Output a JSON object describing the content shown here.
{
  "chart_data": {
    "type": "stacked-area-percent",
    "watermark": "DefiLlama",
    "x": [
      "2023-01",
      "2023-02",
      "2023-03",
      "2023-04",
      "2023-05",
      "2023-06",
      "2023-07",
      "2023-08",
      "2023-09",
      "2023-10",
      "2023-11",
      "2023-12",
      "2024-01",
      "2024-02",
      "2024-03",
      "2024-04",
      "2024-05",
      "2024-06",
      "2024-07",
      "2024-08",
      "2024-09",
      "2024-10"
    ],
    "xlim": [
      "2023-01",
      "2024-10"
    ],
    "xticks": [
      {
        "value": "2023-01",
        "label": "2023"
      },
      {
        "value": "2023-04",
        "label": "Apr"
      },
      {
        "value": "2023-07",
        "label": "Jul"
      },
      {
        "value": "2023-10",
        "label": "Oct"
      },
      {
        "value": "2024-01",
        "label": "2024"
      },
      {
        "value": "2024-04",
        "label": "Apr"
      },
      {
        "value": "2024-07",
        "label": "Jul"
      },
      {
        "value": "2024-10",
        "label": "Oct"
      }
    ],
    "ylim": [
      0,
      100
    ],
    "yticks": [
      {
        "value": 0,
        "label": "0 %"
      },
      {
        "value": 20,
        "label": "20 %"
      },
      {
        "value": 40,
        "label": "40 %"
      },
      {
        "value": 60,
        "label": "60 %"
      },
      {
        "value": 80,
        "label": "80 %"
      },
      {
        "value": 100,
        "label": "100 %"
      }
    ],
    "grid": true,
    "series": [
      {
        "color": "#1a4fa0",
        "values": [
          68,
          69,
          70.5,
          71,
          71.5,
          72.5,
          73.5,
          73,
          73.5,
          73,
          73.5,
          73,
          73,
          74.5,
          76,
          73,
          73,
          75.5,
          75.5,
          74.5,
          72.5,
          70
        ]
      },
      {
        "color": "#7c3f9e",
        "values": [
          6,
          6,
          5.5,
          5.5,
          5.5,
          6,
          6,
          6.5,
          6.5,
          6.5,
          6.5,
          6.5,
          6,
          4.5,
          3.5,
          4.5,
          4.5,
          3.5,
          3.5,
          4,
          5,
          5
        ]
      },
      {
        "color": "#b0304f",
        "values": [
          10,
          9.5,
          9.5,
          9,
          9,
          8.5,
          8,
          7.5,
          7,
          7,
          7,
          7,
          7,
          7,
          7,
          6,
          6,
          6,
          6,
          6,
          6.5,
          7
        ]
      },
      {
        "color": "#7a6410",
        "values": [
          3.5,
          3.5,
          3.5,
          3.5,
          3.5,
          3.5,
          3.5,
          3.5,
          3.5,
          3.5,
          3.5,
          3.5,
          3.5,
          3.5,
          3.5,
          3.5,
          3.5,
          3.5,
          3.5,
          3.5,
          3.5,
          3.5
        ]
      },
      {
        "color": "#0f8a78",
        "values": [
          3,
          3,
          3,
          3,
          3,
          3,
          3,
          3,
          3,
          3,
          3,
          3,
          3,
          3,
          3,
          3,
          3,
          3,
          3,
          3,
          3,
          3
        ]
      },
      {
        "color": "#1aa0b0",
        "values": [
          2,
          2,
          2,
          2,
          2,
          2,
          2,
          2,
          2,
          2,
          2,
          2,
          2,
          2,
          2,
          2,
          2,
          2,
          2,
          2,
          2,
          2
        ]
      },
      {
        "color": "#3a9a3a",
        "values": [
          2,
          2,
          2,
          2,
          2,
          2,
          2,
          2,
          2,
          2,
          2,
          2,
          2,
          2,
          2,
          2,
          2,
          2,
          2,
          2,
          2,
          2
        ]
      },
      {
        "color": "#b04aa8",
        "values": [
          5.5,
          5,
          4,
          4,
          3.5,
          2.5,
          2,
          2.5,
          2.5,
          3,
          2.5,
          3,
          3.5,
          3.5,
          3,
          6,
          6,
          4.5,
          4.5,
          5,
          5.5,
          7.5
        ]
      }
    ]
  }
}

□ □ □ □

• [WHAT THE EXERCISE ASKS]:
The records above must be repeated exactly, every one of them.

• [SOLUTION TO THIS PROBLEM]:
Output a JSON object describing the content shown here.
{
  "chart_data": {
    "type": "stacked-area-percent",
    "watermark": "DefiLlama",
    "x": [
      "2023-01",
      "2023-02",
      "2023-03",
      "2023-04",
      "2023-05",
      "2023-06",
      "2023-07",
      "2023-08",
      "2023-09",
      "2023-10",
      "2023-11",
      "2023-12",
      "2024-01",
      "2024-02",
      "2024-03",
      "2024-04",
      "2024-05",
      "2024-06",
      "2024-07",
      "2024-08",
      "2024-09",
      "2024-10"
    ],
    "xlim": [
      "2023-01",
      "2024-10"
    ],
    "xticks": [
      {
        "value": "2023-01",
        "label": "2023"
      },
      {
        "value": "2023-04",
        "label": "Apr"
      },
      {
        "value": "2023-07",
        "label": "Jul"
      },
      {
        "value": "2023-10",
        "label": "Oct"
      },
      {
        "value": "2024-01",
        "label": "2024"
      },
      {
        "value": "2024-04",
        "label": "Apr"
      },
      {
        "value": "2024-07",
        "label": "Jul"
      },
      {
        "value": "2024-10",
        "label": "Oct"
      }
    ],
    "ylim": [
      0,
      100
    ],
    "yticks": [
      {
        "value": 0,
        "label": "0 %"
      },
      {
        "value": 20,
        "label": "20 %"
      },
      {
        "value": 40,
        "label": "40 %"
      },
      {
        "value": 60,
        "label": "60 %"
      },
      {
        "value": 80,
        "label": "80 %"
      },
      {
        "value": 100,
        "label": "100 %"
      }
    ],
    "grid": true,
    "series": [
      {
        "color": "#1a4fa0",
        "values": [
          68,
          69,
          70.5,
          71,
          71.5,
          72.5,
          73.5,
          73,
          73.5,
          73,
          73.5,
          73,
          73,
          74.5,
          76,
          73,
          73,
          75.5,
          75.5,
          74.5,
          72.5,
          70
        ]
      },
      {
        "color": "#7c3f9e",
        "values": [
          6,
          6,
          5.5,
          5.5,
          5.5,
          6,
          6,
          6.5,
          6.5,
          6.5,
          6.5,
          6.5,
          6,
          4.5,
          3.5,
          4.5,
          4.5,
          3.5,
          3.5,
          4,
          5,
          5
        ]
      },
      {
        "color": "#b0304f",
        "values": [
          10,
          9.5,
          9.5,
          9,
          9,
          8.5,
          8,
          7.5,
          7,
          7,
          7,
          7,
          7,
          7,
          7,
          6,
          6,
          6,
          6,
          6,
          6.5,
          7
        ]
      },
      {
        "color": "#7a6410",
        "values": [
          3.5,
          3.5,
          3.5,
          3.5,
          3.5,
          3.5,
          3.5,
          3.5,
          3.5,
          3.5,
          3.5,
          3.5,
          3.5,
          3.5,
          3.5,
          3.5,
          3.5,
          3.5,
          3.5,
          3.5,
          3.5,
          3.5
        ]
      },
      {
        "color": "#0f8a78",
        "values": [
          3,
          3,
          3,
          3,
          3,
          3,
          3,
          3,
          3,
          3,
          3,
          3,
          3,
          3,
          3,
          3,
          3,
          3,
          3,
          3,
          3,
          3
        ]
      },
      {
        "color": "#1aa0b0",
        "values": [
          2,
          2,
          2,
          2,
          2,
          2,
          2,
          2,
          2,
          2,
          2,
          2,
          2,
          2,
          2,
          2,
          2,
          2,
          2,
          2,
          2,
          2
        ]
      },
      {
        "color": "#3a9a3a",
        "values": [
          2,
          2,
          2,
          2,
          2,
          2,
          2,
          2,
          2,
          2,
          2,
          2,
          2,
          2,
          2,
          2,
          2,
          2,
          2,
          2,
          2,
          2
        ]
      },
      {
        "color": "#b04aa8",
        "values": [
          5.5,
          5,
          4,
          4,
          3.5,
          2.5,
          2,
          2.5,
          2.5,
          3,
          2.5,
          3,
          3.5,
          3.5,
          3,
          6,
          6,
          4.5,
          4.5,
          5,
          5.5,
          7.5
        ]
      }
    ]
  }
}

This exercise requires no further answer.